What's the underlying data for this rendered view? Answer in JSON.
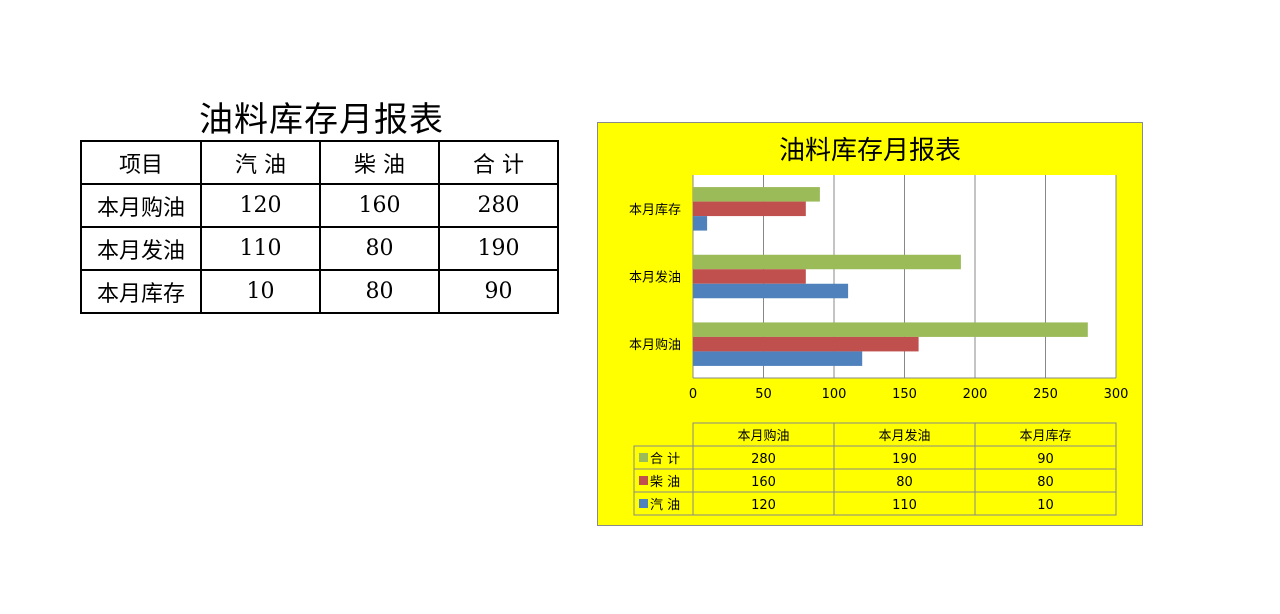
{
  "table": {
    "title": "油料库存月报表",
    "headers": [
      "项目",
      "汽 油",
      "柴 油",
      "合 计"
    ],
    "rows": [
      [
        "本月购油",
        "120",
        "160",
        "280"
      ],
      [
        "本月发油",
        "110",
        "80",
        "190"
      ],
      [
        "本月库存",
        "10",
        "80",
        "90"
      ]
    ]
  },
  "chart_data": {
    "type": "bar",
    "orientation": "horizontal",
    "title": "油料库存月报表",
    "categories": [
      "本月购油",
      "本月发油",
      "本月库存"
    ],
    "series": [
      {
        "name": "汽 油",
        "values": [
          120,
          110,
          10
        ],
        "color": "#4f81bd"
      },
      {
        "name": "柴 油",
        "values": [
          160,
          80,
          80
        ],
        "color": "#c0504d"
      },
      {
        "name": "合 计",
        "values": [
          280,
          190,
          90
        ],
        "color": "#9bbb59"
      }
    ],
    "xlim": [
      0,
      300
    ],
    "xticks": [
      0,
      50,
      100,
      150,
      200,
      250,
      300
    ],
    "grid": true,
    "legend": "data-table",
    "data_table_series_order": [
      "合 计",
      "柴 油",
      "汽 油"
    ],
    "background": "#ffff00",
    "plot_background": "#ffffff"
  }
}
○ ○ ○ ○ ○
_REQUEST_: Reproduce the entries exactly. Do not carry over any picture.

_COMPLETE ANSWER_:
What's the underlying data for this rendered view? Answer in JSON.
{
  "table": {
    "title": "油料库存月报表",
    "headers": [
      "项目",
      "汽 油",
      "柴 油",
      "合 计"
    ],
    "rows": [
      [
        "本月购油",
        "120",
        "160",
        "280"
      ],
      [
        "本月发油",
        "110",
        "80",
        "190"
      ],
      [
        "本月库存",
        "10",
        "80",
        "90"
      ]
    ]
  },
  "chart_data": {
    "type": "bar",
    "orientation": "horizontal",
    "title": "油料库存月报表",
    "categories": [
      "本月购油",
      "本月发油",
      "本月库存"
    ],
    "series": [
      {
        "name": "汽 油",
        "values": [
          120,
          110,
          10
        ],
        "color": "#4f81bd"
      },
      {
        "name": "柴 油",
        "values": [
          160,
          80,
          80
        ],
        "color": "#c0504d"
      },
      {
        "name": "合 计",
        "values": [
          280,
          190,
          90
        ],
        "color": "#9bbb59"
      }
    ],
    "xlim": [
      0,
      300
    ],
    "xticks": [
      0,
      50,
      100,
      150,
      200,
      250,
      300
    ],
    "grid": true,
    "legend": "data-table",
    "data_table_series_order": [
      "合 计",
      "柴 油",
      "汽 油"
    ],
    "background": "#ffff00",
    "plot_background": "#ffffff"
  }
}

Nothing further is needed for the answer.